+++ THE INPUT

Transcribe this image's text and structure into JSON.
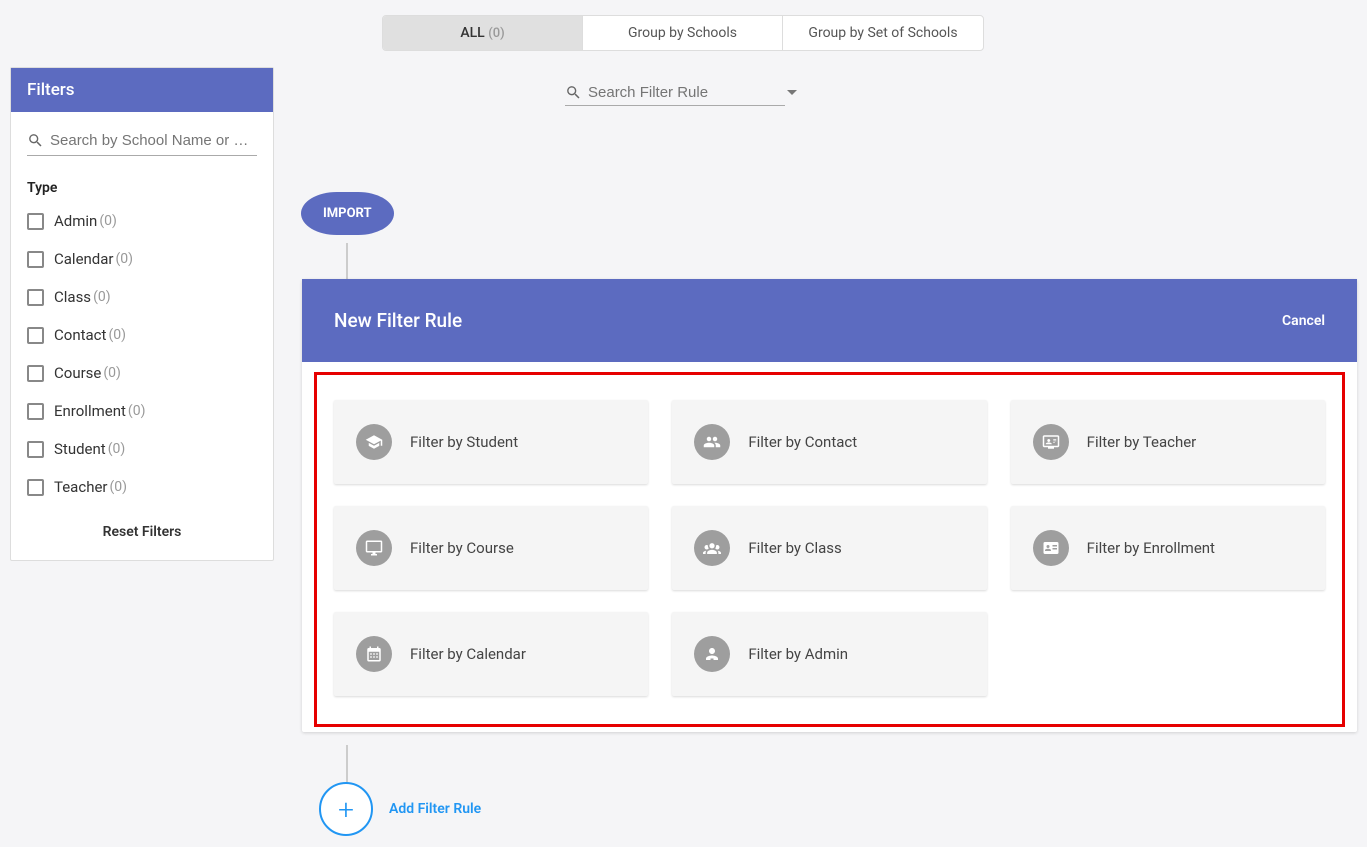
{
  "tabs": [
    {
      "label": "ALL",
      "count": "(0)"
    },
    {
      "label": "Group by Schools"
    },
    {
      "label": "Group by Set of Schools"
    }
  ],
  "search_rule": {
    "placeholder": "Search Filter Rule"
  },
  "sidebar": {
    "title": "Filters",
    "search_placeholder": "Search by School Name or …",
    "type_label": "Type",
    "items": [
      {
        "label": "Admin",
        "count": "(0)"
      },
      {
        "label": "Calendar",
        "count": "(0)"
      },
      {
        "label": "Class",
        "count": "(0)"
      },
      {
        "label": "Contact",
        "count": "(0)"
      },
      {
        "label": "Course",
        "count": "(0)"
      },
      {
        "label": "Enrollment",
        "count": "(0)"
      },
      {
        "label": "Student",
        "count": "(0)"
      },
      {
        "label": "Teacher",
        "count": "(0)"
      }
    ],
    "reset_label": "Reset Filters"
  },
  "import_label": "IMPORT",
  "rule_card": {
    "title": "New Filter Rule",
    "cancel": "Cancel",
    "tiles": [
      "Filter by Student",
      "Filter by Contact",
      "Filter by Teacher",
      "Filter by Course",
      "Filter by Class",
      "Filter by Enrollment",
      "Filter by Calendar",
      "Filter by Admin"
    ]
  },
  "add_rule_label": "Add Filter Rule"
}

++++++
+++ THE INPUT

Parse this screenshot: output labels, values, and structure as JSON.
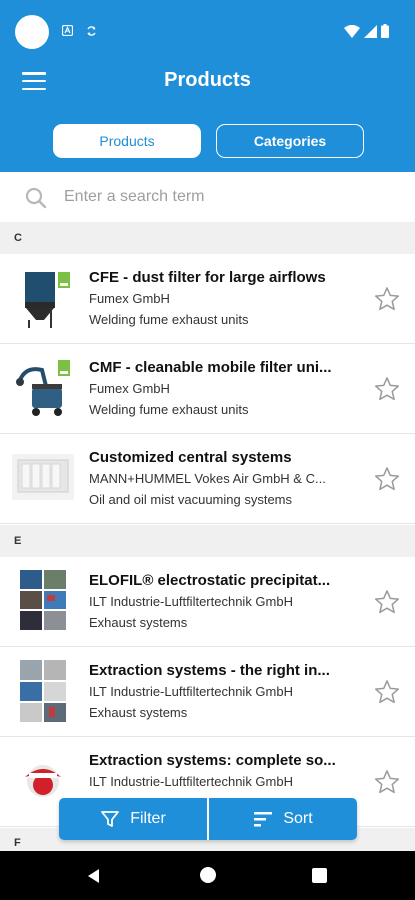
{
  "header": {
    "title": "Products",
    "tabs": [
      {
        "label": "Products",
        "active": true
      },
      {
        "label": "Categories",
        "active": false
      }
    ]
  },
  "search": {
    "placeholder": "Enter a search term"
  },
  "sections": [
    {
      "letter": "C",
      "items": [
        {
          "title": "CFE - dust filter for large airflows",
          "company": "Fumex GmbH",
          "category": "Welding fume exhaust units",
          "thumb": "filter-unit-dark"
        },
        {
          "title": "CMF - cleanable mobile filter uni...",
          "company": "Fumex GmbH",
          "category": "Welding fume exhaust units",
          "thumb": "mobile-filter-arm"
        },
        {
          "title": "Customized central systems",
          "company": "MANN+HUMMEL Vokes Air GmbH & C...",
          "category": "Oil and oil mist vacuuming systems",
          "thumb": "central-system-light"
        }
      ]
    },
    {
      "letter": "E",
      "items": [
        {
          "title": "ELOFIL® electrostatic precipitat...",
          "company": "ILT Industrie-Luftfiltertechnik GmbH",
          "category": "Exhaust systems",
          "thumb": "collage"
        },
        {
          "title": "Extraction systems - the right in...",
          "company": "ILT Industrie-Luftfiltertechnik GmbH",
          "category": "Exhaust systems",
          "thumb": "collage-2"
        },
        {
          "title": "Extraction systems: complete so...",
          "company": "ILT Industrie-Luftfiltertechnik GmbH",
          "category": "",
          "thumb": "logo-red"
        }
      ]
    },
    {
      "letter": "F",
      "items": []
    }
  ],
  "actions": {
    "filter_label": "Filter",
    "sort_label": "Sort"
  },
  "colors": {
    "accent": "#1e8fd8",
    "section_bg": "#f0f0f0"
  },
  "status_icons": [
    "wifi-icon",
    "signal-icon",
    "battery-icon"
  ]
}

++++++
+++ THE INPUT

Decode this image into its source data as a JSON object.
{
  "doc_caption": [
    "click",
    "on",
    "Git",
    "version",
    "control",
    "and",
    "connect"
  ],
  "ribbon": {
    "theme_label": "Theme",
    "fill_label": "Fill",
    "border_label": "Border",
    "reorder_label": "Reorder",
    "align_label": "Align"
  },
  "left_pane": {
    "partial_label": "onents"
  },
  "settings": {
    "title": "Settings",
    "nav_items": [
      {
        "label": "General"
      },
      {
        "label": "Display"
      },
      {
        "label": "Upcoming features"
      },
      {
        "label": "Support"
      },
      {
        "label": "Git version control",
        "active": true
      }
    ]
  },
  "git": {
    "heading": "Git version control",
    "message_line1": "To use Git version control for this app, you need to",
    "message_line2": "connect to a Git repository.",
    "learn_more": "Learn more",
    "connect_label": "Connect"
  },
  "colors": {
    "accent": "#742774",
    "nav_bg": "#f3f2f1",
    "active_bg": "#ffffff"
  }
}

++++++

▶ _WHAT YOU NEED TO DO_:
Tally how many lines of the material contain the word "Extraction". The answer must be the number and nothing else.

▶ _EXERCISE SOLUTION_:
2